• **What is needed**: Determine how many lines in the entries below include "values". The reply should be that number and nothing else.

• **Material to process**:
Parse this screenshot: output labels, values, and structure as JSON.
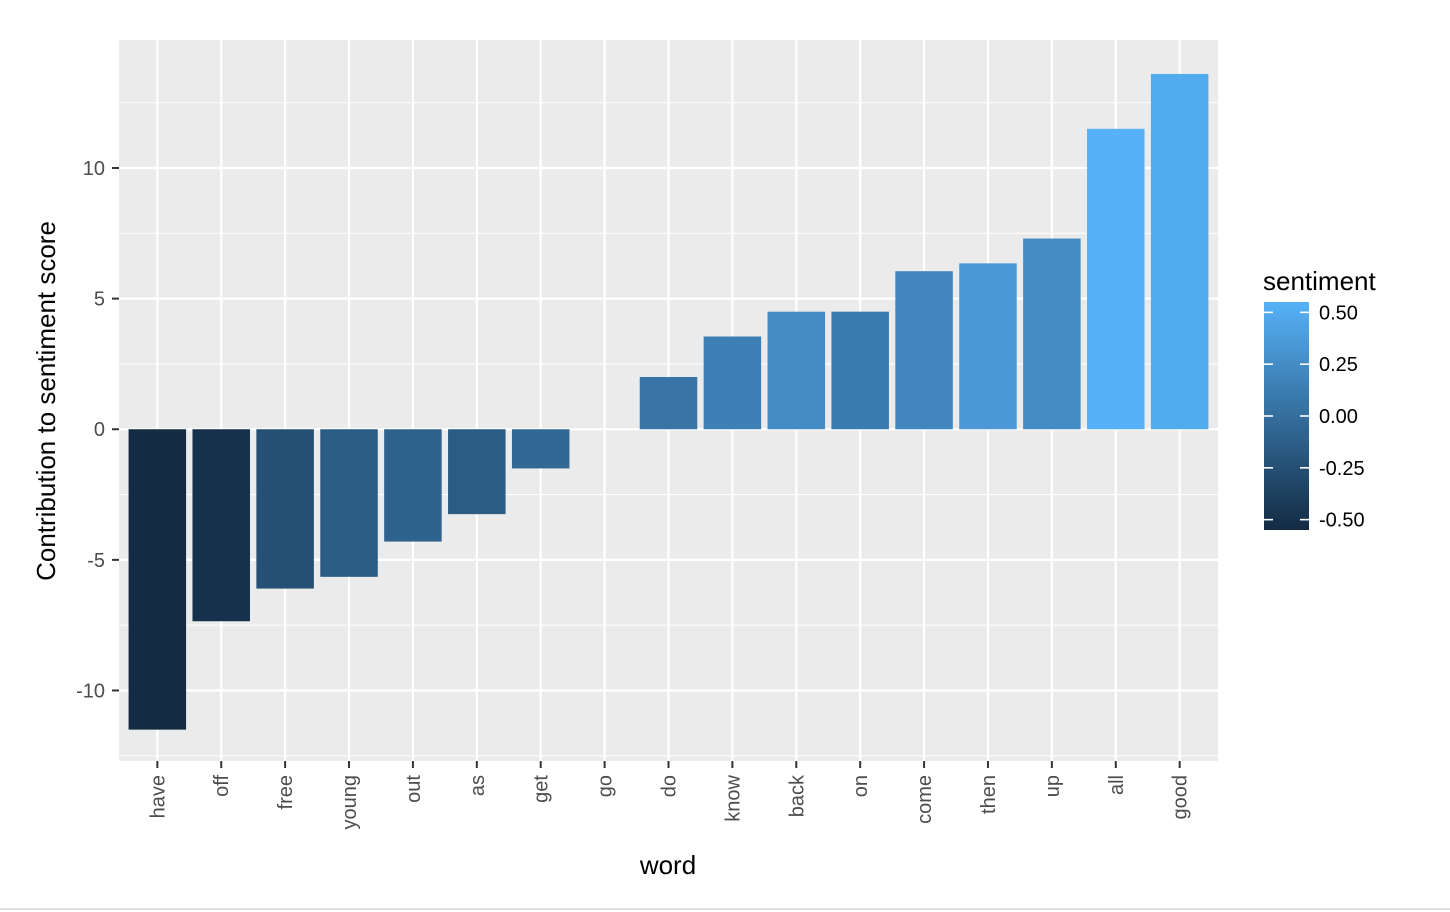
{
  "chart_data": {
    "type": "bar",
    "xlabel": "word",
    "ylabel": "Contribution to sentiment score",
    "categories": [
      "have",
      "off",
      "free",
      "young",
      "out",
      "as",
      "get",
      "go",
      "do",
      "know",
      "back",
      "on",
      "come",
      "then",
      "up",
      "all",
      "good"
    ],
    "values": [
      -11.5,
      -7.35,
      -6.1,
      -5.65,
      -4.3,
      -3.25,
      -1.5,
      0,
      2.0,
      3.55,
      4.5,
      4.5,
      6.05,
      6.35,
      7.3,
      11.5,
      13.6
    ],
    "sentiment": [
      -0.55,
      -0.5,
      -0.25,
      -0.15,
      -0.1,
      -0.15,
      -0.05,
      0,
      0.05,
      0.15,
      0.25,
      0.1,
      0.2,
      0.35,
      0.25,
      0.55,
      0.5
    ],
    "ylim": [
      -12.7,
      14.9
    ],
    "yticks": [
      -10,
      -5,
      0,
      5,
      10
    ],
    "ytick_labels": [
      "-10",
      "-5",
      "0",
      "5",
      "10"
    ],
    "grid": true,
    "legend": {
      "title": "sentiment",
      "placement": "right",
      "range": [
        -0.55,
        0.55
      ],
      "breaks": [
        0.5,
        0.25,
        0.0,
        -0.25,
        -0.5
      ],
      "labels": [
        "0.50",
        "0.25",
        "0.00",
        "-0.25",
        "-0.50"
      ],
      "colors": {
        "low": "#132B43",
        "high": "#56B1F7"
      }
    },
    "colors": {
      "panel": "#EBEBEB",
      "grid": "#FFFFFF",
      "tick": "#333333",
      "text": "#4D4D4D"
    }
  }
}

• **Problem solution**: 2